CULTURA
Com a palavra, o rei
Lançada originalmente em 1996, autobiografia de B.B. King, Uma Vida de Blues acaba de ganhar nova edição no Brasil.
Publicado em 06/03/2014 às 6:00 | Atualizado em 11/07/2023 às 12:26
B.B. King, o rei do blues. O sobrenome King (“rei”, em português), de Riley B. King, caiu como uma luva para o homem que se tornaria um gigante do blues, romperia barreiras e participaria ativamente da revolução que levou o gênero, nascido na zona rural dos Estados Unidos, para o mundo todo.
O carisma de B.B. King, sua simplicidade e, sobretudo, sua generosidade são atestadas pelos músicos André Cristovam e Marcos Ottaviano, por Edgard Radesca (diretor da casa de shows Boubon Street, em São Paulo), mas, sobretudo, por ele próprio e pelo jornalista David Ritz, coautor da autobiografia de B.B. King, Uma Vida de Blues (Évora/Generale, 264 págs., R$ 54,90), que acaba de ganhar nova edição no Brasil – a obra, lançada originalmente em 1996, já havia sido editado por aqui em 99 com o título B.B. King - Corpo e Alma do Blues.

### Exercício proposto 1
De acordo com o texto sobre B.B. King, quem é o coautor da autobiografia Uma Vida de Blues?
### Exercício proposto 2
Transcreva do texto sobre B.B. King o trecho que vai de "O carisma de" até "Alma do Blues.", inclusive.

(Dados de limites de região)
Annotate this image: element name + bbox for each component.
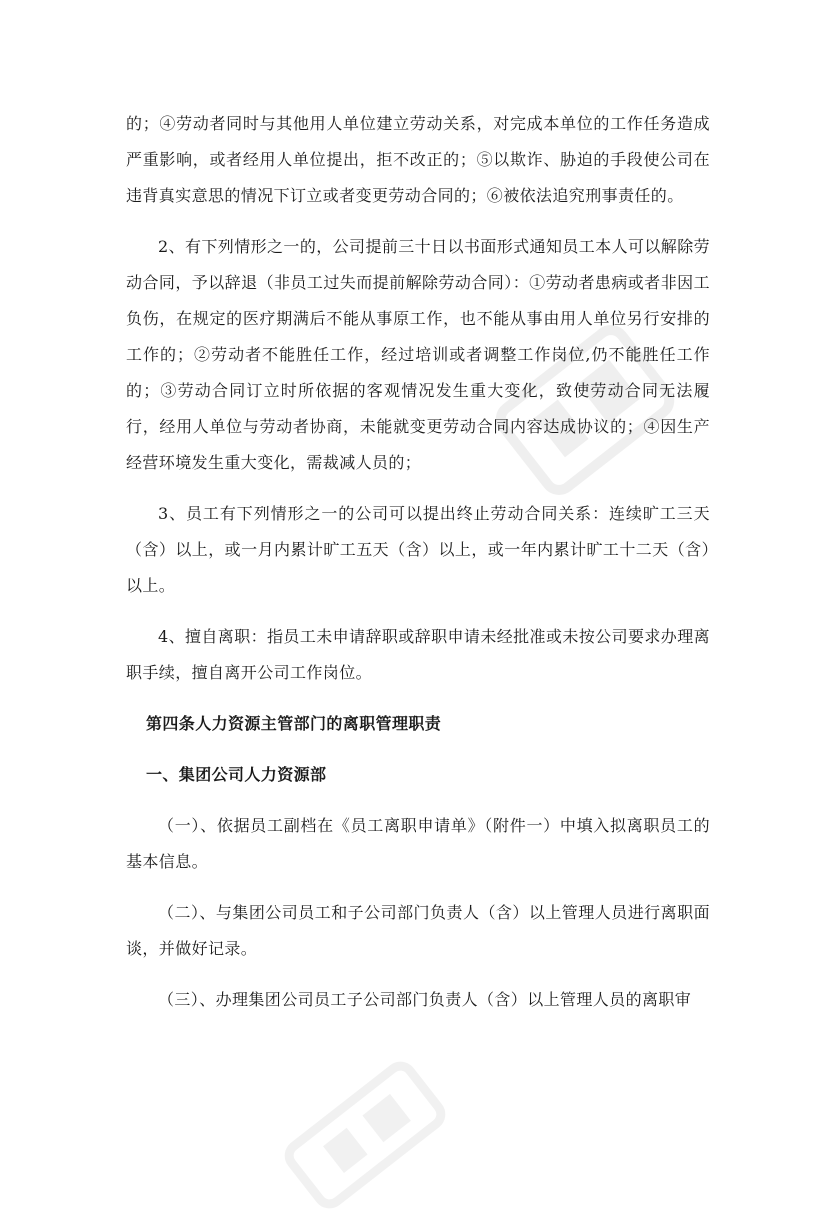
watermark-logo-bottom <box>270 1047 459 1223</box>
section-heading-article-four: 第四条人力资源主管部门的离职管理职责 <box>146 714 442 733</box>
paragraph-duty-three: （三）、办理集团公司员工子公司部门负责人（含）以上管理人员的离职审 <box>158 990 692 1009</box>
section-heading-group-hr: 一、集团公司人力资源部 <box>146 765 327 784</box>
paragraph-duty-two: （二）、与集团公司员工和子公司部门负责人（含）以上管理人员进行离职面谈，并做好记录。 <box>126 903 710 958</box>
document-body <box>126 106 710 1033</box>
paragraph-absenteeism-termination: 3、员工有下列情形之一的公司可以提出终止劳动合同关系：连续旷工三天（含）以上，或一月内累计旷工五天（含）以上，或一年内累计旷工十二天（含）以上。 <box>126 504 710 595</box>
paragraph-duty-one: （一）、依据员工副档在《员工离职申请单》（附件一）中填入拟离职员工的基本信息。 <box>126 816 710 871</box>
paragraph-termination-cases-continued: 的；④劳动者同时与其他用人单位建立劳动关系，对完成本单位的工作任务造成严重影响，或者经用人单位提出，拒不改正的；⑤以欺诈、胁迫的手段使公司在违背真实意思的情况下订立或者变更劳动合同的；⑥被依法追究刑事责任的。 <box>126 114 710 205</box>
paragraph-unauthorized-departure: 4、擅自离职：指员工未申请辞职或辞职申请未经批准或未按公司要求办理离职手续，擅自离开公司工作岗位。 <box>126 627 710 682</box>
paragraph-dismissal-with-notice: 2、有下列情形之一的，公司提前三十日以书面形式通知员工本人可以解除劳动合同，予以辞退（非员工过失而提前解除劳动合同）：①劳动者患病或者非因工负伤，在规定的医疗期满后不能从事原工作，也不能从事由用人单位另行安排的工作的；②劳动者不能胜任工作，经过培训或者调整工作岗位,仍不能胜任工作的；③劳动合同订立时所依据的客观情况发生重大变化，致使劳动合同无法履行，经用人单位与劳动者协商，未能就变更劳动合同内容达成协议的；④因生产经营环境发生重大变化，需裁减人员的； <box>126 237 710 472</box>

* * *

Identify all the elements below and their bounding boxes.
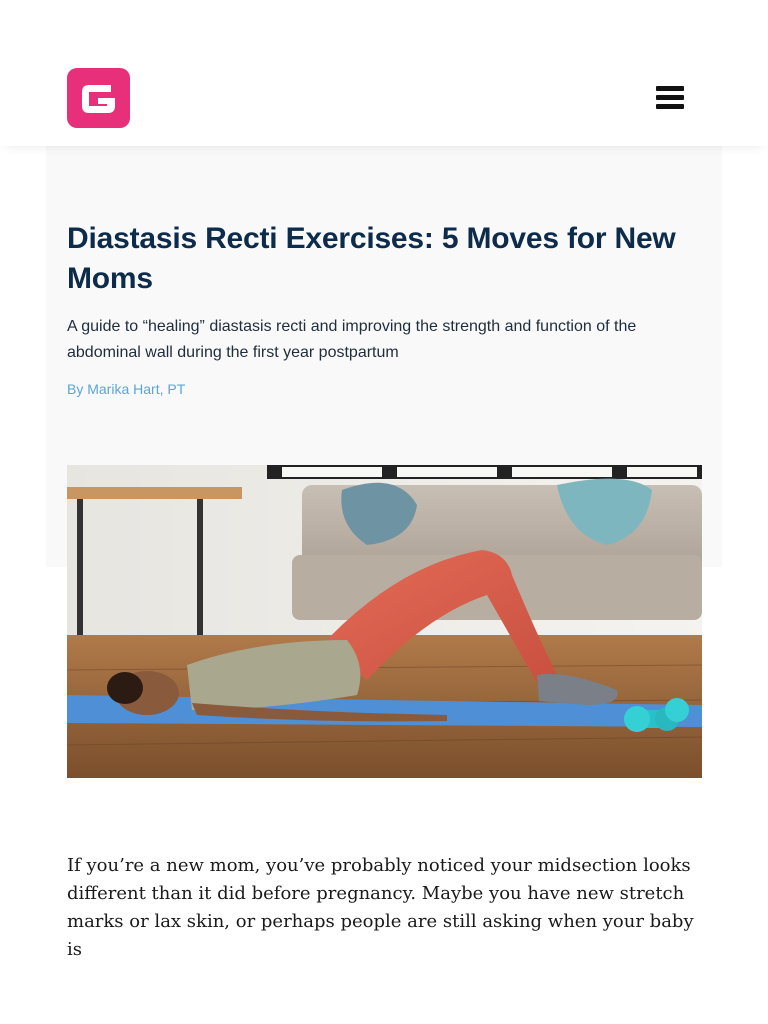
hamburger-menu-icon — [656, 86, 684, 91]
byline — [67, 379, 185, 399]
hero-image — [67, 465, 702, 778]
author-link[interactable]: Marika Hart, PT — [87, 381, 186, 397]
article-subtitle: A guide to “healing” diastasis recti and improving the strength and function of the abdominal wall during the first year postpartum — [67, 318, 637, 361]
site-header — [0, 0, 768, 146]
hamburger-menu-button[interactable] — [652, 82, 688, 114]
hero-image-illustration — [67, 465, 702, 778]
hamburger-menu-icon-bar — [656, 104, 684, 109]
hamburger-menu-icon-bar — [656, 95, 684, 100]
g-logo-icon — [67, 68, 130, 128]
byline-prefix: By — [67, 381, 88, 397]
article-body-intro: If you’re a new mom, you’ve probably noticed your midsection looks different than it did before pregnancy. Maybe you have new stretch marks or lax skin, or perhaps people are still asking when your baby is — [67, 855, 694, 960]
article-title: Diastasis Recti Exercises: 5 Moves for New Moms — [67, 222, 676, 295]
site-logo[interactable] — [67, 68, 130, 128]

### Resultado correto 1
O jornalista David Ritz.

### Resultado correto 2
O carisma de B.B. King, sua simplicidade e, sobretudo, sua generosidade são atestadas pelos músicos André Cristovam e Marcos Ottaviano, por Edgard Radesca (diretor da casa de shows Boubon Street, em São Paulo), mas, sobretudo, por ele próprio e pelo jornalista David Ritz, coautor da autobiografia de B.B. King, Uma Vida de Blues (Évora/Generale, 264 págs., R$ 54,90), que acaba de ganhar nova edição no Brasil – a obra, lançada originalmente em 1996, já havia sido editado por aqui em 99 com o título B.B. King - Corpo e Alma do Blues.